PROMPT: Copy every line with the string "median" in it.

□ □ □ □ □ □ □

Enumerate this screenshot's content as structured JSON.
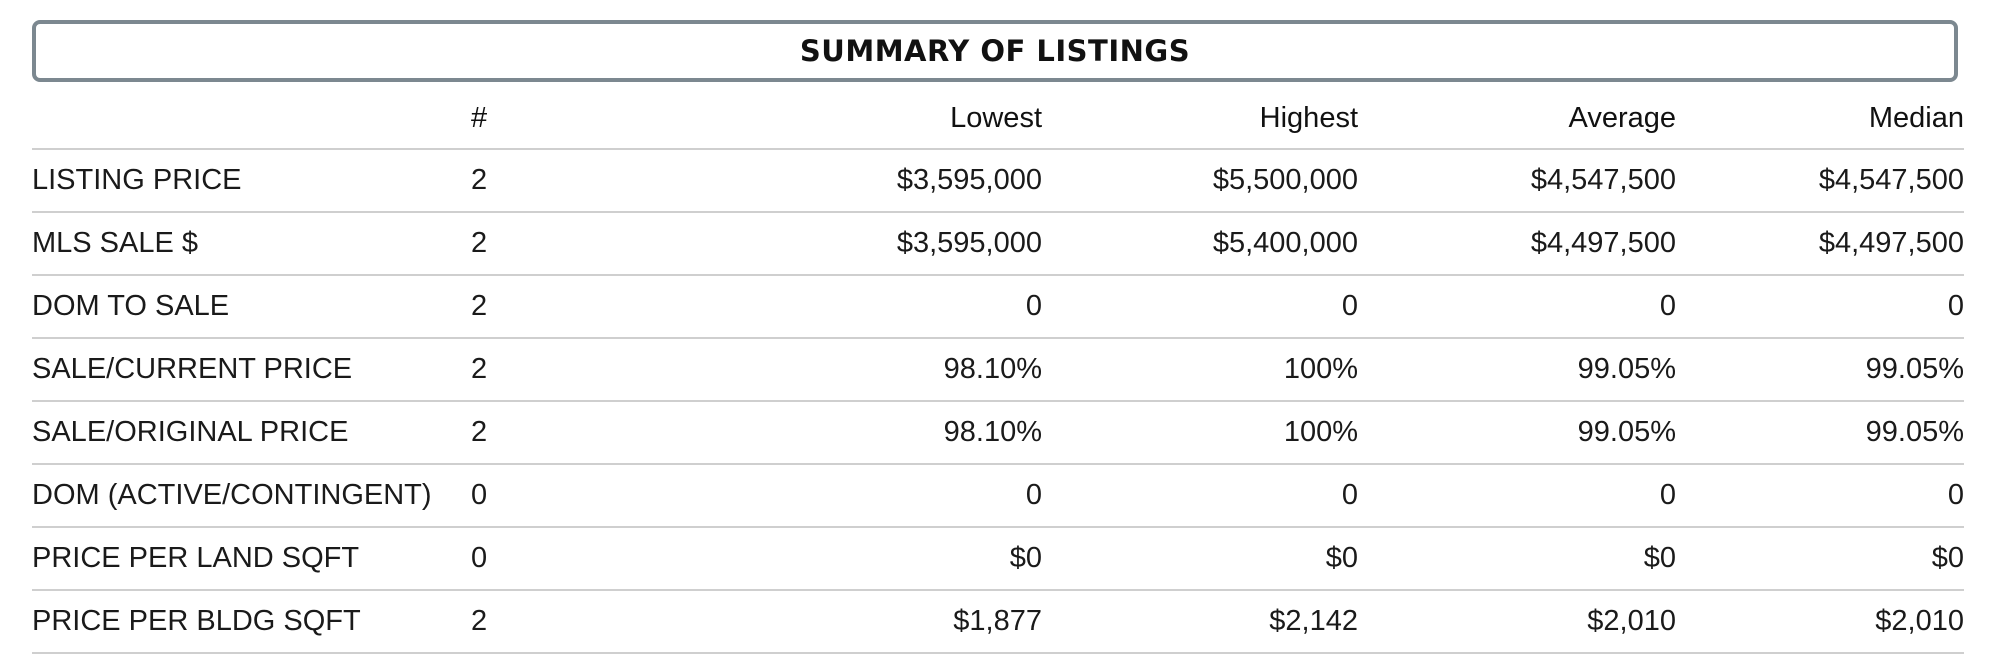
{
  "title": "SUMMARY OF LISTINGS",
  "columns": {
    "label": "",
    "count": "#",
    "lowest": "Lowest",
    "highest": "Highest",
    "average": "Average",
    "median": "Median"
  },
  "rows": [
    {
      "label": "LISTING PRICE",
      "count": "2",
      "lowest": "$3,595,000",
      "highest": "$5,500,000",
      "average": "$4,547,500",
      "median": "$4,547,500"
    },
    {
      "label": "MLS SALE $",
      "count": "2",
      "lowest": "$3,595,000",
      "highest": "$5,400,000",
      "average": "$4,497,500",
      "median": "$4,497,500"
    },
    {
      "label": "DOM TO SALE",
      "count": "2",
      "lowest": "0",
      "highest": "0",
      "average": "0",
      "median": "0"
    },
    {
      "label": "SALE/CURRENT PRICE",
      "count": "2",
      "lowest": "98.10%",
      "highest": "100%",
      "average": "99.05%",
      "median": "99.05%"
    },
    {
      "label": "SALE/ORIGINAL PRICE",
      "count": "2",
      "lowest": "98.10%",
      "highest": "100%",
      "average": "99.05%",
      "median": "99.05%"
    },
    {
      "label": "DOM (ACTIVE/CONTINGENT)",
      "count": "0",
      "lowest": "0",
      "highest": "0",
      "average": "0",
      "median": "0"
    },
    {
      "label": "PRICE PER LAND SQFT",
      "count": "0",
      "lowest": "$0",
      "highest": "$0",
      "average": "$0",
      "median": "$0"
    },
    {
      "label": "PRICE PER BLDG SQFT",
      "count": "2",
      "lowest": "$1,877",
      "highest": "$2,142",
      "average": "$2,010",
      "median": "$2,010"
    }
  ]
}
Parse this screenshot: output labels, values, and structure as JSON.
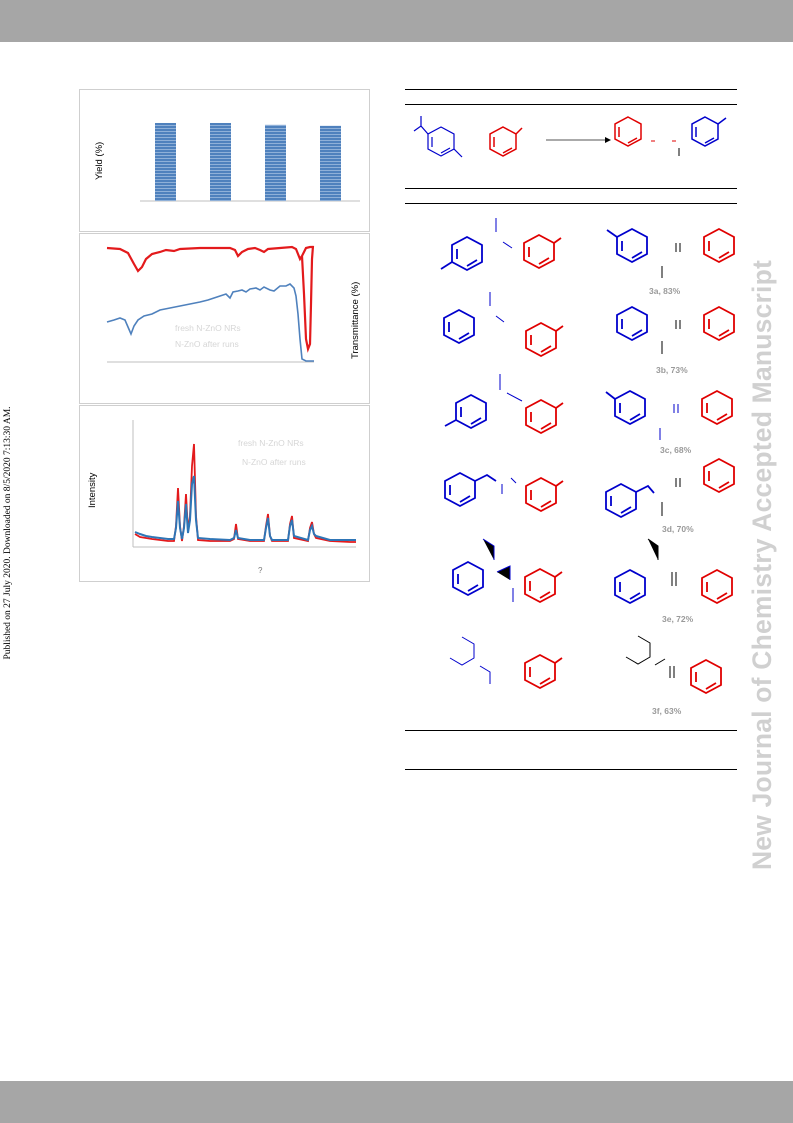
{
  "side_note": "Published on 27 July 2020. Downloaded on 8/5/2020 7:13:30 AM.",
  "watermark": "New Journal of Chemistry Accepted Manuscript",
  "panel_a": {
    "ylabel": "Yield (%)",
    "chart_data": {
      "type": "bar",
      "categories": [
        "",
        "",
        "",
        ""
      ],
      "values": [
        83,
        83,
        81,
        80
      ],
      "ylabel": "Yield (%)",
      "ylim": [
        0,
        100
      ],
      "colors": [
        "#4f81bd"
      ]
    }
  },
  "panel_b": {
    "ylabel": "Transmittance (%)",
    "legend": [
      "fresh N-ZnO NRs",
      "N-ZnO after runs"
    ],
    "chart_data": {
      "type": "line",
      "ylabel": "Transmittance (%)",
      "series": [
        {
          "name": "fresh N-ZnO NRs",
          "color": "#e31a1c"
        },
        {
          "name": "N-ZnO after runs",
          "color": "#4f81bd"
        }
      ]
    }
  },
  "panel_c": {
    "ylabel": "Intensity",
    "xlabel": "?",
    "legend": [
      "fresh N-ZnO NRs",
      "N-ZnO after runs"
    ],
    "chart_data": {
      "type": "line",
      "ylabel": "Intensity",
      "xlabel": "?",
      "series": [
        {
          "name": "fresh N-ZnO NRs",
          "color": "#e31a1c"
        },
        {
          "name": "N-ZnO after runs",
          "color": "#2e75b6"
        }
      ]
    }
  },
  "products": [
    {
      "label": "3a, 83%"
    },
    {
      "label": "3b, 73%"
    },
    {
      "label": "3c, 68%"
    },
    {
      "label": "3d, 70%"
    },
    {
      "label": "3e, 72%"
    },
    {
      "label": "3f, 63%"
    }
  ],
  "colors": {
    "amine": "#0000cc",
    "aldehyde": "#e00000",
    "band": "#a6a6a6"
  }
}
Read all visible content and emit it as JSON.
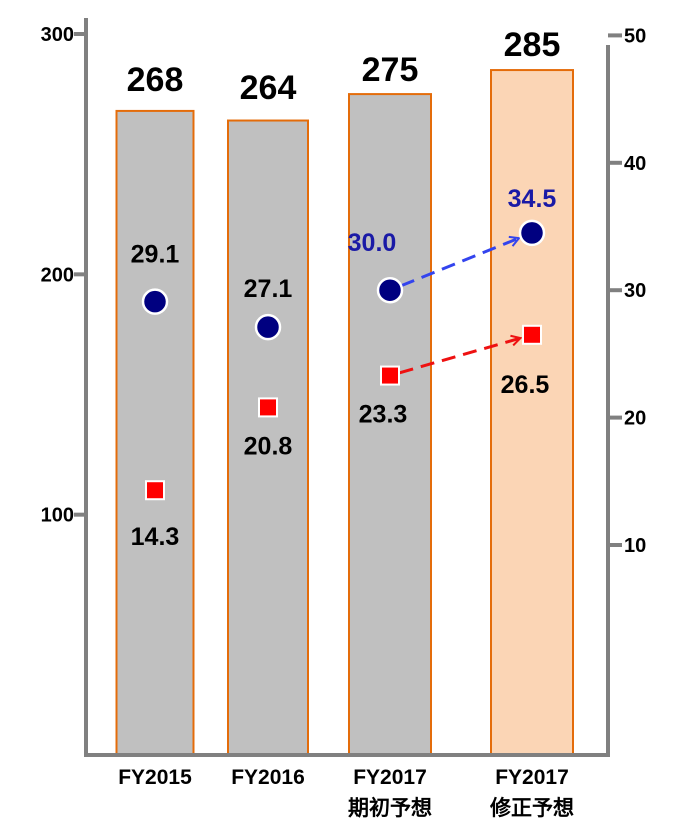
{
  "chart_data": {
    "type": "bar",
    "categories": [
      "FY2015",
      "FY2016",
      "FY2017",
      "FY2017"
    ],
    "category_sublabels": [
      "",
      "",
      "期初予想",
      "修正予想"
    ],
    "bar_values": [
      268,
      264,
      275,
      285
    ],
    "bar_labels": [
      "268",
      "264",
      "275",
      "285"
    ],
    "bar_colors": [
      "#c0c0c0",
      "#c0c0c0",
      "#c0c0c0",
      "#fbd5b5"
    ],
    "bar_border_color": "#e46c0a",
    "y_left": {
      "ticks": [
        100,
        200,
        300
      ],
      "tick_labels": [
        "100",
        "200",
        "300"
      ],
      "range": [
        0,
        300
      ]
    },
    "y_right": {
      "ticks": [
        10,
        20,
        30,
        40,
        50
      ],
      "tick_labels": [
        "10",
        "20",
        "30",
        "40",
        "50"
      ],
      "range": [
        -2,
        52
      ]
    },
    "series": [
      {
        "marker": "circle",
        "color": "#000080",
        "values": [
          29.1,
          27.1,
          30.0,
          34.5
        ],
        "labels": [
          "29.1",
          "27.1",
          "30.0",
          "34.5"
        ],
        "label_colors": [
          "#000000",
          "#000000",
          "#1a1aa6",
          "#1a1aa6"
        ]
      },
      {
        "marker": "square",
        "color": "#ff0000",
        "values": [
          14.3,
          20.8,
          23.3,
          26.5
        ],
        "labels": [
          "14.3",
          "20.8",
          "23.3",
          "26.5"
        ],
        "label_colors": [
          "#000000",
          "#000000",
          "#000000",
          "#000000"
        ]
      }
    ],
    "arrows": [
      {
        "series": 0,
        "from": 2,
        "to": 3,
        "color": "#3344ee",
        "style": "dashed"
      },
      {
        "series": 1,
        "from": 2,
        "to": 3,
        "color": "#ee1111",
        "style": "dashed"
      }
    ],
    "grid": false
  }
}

□ □ □ □ □ □ □

RIGHT ANSWER:
    "median": "Median"
      "median": "$4,547,500"
      "median": "$4,497,500"
      "median": "0"
      "median": "99.05%"
      "median": "99.05%"
      "median": "0"
      "median": "$0"
      "median": "$2,010"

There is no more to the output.